- DESCRIPTION OF THE TASK: The records below must be copied in full; omit the images.

(Entries from a dataset)
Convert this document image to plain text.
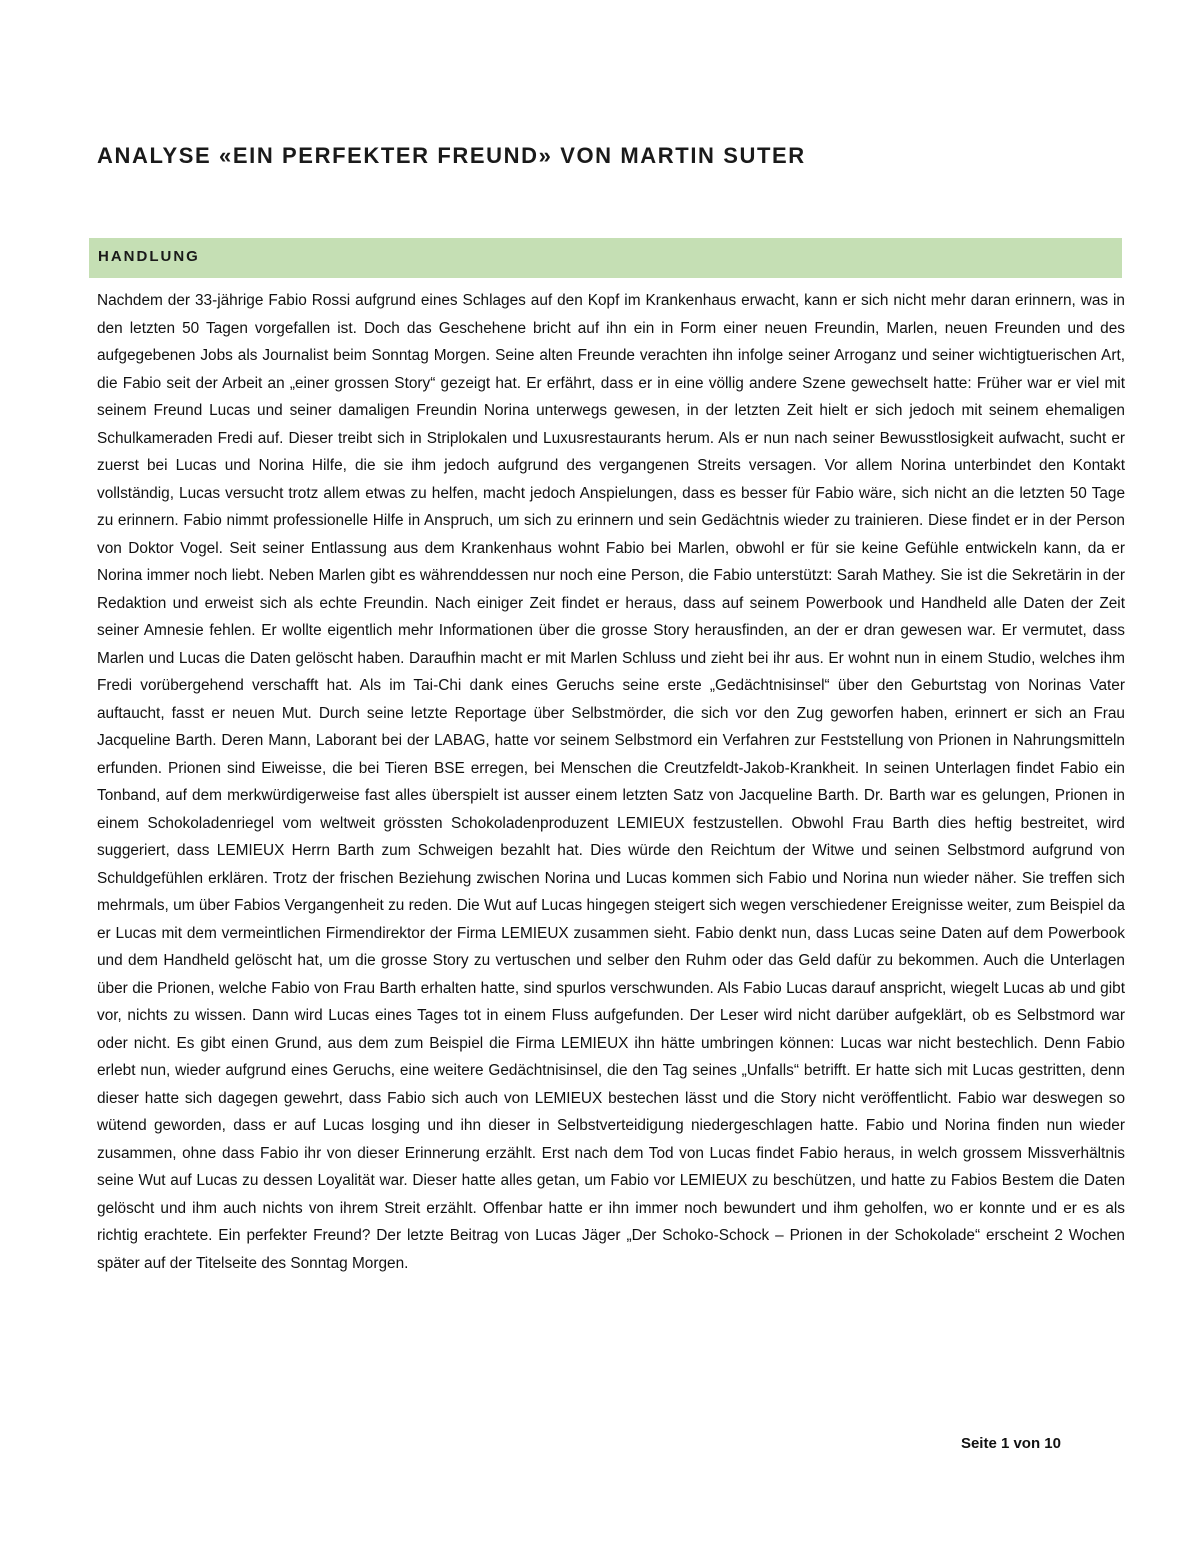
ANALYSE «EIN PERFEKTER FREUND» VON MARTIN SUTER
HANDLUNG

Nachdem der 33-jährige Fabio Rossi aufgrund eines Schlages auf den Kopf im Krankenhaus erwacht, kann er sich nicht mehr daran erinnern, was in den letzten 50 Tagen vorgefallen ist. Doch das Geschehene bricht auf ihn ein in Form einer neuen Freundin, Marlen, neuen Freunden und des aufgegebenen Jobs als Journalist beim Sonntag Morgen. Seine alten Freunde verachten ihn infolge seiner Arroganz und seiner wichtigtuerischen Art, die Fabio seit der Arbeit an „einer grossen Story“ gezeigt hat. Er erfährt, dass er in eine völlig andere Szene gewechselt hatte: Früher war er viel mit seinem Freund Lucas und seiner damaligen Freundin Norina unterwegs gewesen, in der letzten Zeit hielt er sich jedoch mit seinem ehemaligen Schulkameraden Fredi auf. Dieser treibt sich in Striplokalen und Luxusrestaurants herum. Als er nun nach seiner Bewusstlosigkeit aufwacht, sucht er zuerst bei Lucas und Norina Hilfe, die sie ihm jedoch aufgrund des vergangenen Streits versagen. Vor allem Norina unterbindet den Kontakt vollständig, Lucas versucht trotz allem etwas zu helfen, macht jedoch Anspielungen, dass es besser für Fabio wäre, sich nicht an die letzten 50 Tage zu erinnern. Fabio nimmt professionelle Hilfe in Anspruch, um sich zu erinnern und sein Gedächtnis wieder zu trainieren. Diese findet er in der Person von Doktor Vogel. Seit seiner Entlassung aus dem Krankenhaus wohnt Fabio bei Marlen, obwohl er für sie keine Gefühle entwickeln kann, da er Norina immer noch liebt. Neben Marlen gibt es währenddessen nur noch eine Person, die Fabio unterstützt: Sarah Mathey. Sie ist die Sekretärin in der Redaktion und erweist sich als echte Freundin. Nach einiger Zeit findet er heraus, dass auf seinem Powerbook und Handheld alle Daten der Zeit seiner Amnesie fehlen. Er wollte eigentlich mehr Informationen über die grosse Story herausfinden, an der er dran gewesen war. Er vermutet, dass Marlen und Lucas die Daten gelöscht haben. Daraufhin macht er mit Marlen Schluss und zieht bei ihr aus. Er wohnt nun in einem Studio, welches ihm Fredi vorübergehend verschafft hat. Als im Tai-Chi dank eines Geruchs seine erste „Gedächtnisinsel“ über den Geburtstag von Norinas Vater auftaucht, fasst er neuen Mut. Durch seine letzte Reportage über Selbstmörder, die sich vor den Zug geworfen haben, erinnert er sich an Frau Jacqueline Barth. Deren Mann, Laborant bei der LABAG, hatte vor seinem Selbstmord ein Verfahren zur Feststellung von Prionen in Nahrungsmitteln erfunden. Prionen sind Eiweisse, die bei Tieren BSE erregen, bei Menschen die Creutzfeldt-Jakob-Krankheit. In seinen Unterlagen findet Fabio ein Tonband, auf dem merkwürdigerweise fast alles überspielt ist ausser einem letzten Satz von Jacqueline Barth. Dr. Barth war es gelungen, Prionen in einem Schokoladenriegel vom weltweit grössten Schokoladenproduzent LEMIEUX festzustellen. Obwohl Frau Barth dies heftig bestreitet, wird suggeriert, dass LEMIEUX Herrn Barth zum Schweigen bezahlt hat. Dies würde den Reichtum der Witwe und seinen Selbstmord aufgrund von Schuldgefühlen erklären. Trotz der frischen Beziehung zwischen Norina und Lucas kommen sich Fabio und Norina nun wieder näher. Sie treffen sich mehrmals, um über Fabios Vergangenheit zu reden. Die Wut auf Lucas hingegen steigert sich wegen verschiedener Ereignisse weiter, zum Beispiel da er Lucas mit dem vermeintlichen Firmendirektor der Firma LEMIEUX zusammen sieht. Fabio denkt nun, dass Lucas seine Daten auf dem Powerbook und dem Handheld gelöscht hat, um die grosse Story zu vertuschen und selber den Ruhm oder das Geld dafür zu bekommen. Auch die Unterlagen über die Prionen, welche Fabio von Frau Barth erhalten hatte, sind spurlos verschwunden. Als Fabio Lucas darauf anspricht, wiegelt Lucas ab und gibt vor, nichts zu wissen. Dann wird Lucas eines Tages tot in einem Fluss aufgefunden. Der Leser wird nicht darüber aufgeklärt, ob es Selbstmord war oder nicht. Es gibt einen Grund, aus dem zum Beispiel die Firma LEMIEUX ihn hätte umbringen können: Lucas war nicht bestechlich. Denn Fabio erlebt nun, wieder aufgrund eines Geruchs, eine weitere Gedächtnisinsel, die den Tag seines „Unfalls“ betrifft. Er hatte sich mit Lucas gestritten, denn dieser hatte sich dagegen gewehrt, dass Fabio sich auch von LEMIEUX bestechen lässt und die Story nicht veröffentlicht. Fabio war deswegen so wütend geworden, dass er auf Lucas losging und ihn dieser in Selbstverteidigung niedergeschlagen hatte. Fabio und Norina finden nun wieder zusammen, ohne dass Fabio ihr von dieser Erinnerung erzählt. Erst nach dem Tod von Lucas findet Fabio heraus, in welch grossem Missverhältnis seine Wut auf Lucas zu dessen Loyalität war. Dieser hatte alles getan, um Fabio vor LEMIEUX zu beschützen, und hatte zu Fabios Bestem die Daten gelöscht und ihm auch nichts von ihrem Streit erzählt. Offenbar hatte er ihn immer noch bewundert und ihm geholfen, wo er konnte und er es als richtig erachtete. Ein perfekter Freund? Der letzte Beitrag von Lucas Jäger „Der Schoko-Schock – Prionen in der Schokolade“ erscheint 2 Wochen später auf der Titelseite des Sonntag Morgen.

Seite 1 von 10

- ANSWER FOR THE TASK:
Convert this document image to plain text.
ANALYSE «EIN PERFEKTER FREUND» VON MARTIN SUTER
HANDLUNG

Nachdem der 33-jährige Fabio Rossi aufgrund eines Schlages auf den Kopf im Krankenhaus erwacht, kann er sich nicht mehr daran erinnern, was in den letzten 50 Tagen vorgefallen ist. Doch das Geschehene bricht auf ihn ein in Form einer neuen Freundin, Marlen, neuen Freunden und des aufgegebenen Jobs als Journalist beim Sonntag Morgen. Seine alten Freunde verachten ihn infolge seiner Arroganz und seiner wichtigtuerischen Art, die Fabio seit der Arbeit an „einer grossen Story“ gezeigt hat. Er erfährt, dass er in eine völlig andere Szene gewechselt hatte: Früher war er viel mit seinem Freund Lucas und seiner damaligen Freundin Norina unterwegs gewesen, in der letzten Zeit hielt er sich jedoch mit seinem ehemaligen Schulkameraden Fredi auf. Dieser treibt sich in Striplokalen und Luxusrestaurants herum. Als er nun nach seiner Bewusstlosigkeit aufwacht, sucht er zuerst bei Lucas und Norina Hilfe, die sie ihm jedoch aufgrund des vergangenen Streits versagen. Vor allem Norina unterbindet den Kontakt vollständig, Lucas versucht trotz allem etwas zu helfen, macht jedoch Anspielungen, dass es besser für Fabio wäre, sich nicht an die letzten 50 Tage zu erinnern. Fabio nimmt professionelle Hilfe in Anspruch, um sich zu erinnern und sein Gedächtnis wieder zu trainieren. Diese findet er in der Person von Doktor Vogel. Seit seiner Entlassung aus dem Krankenhaus wohnt Fabio bei Marlen, obwohl er für sie keine Gefühle entwickeln kann, da er Norina immer noch liebt. Neben Marlen gibt es währenddessen nur noch eine Person, die Fabio unterstützt: Sarah Mathey. Sie ist die Sekretärin in der Redaktion und erweist sich als echte Freundin. Nach einiger Zeit findet er heraus, dass auf seinem Powerbook und Handheld alle Daten der Zeit seiner Amnesie fehlen. Er wollte eigentlich mehr Informationen über die grosse Story herausfinden, an der er dran gewesen war. Er vermutet, dass Marlen und Lucas die Daten gelöscht haben. Daraufhin macht er mit Marlen Schluss und zieht bei ihr aus. Er wohnt nun in einem Studio, welches ihm Fredi vorübergehend verschafft hat. Als im Tai-Chi dank eines Geruchs seine erste „Gedächtnisinsel“ über den Geburtstag von Norinas Vater auftaucht, fasst er neuen Mut. Durch seine letzte Reportage über Selbstmörder, die sich vor den Zug geworfen haben, erinnert er sich an Frau Jacqueline Barth. Deren Mann, Laborant bei der LABAG, hatte vor seinem Selbstmord ein Verfahren zur Feststellung von Prionen in Nahrungsmitteln erfunden. Prionen sind Eiweisse, die bei Tieren BSE erregen, bei Menschen die Creutzfeldt-Jakob-Krankheit. In seinen Unterlagen findet Fabio ein Tonband, auf dem merkwürdigerweise fast alles überspielt ist ausser einem letzten Satz von Jacqueline Barth. Dr. Barth war es gelungen, Prionen in einem Schokoladenriegel vom weltweit grössten Schokoladenproduzent LEMIEUX festzustellen. Obwohl Frau Barth dies heftig bestreitet, wird suggeriert, dass LEMIEUX Herrn Barth zum Schweigen bezahlt hat. Dies würde den Reichtum der Witwe und seinen Selbstmord aufgrund von Schuldgefühlen erklären. Trotz der frischen Beziehung zwischen Norina und Lucas kommen sich Fabio und Norina nun wieder näher. Sie treffen sich mehrmals, um über Fabios Vergangenheit zu reden. Die Wut auf Lucas hingegen steigert sich wegen verschiedener Ereignisse weiter, zum Beispiel da er Lucas mit dem vermeintlichen Firmendirektor der Firma LEMIEUX zusammen sieht. Fabio denkt nun, dass Lucas seine Daten auf dem Powerbook und dem Handheld gelöscht hat, um die grosse Story zu vertuschen und selber den Ruhm oder das Geld dafür zu bekommen. Auch die Unterlagen über die Prionen, welche Fabio von Frau Barth erhalten hatte, sind spurlos verschwunden. Als Fabio Lucas darauf anspricht, wiegelt Lucas ab und gibt vor, nichts zu wissen. Dann wird Lucas eines Tages tot in einem Fluss aufgefunden. Der Leser wird nicht darüber aufgeklärt, ob es Selbstmord war oder nicht. Es gibt einen Grund, aus dem zum Beispiel die Firma LEMIEUX ihn hätte umbringen können: Lucas war nicht bestechlich. Denn Fabio erlebt nun, wieder aufgrund eines Geruchs, eine weitere Gedächtnisinsel, die den Tag seines „Unfalls“ betrifft. Er hatte sich mit Lucas gestritten, denn dieser hatte sich dagegen gewehrt, dass Fabio sich auch von LEMIEUX bestechen lässt und die Story nicht veröffentlicht. Fabio war deswegen so wütend geworden, dass er auf Lucas losging und ihn dieser in Selbstverteidigung niedergeschlagen hatte. Fabio und Norina finden nun wieder zusammen, ohne dass Fabio ihr von dieser Erinnerung erzählt. Erst nach dem Tod von Lucas findet Fabio heraus, in welch grossem Missverhältnis seine Wut auf Lucas zu dessen Loyalität war. Dieser hatte alles getan, um Fabio vor LEMIEUX zu beschützen, und hatte zu Fabios Bestem die Daten gelöscht und ihm auch nichts von ihrem Streit erzählt. Offenbar hatte er ihn immer noch bewundert und ihm geholfen, wo er konnte und er es als richtig erachtete. Ein perfekter Freund? Der letzte Beitrag von Lucas Jäger „Der Schoko-Schock – Prionen in der Schokolade“ erscheint 2 Wochen später auf der Titelseite des Sonntag Morgen.

Seite 1 von 10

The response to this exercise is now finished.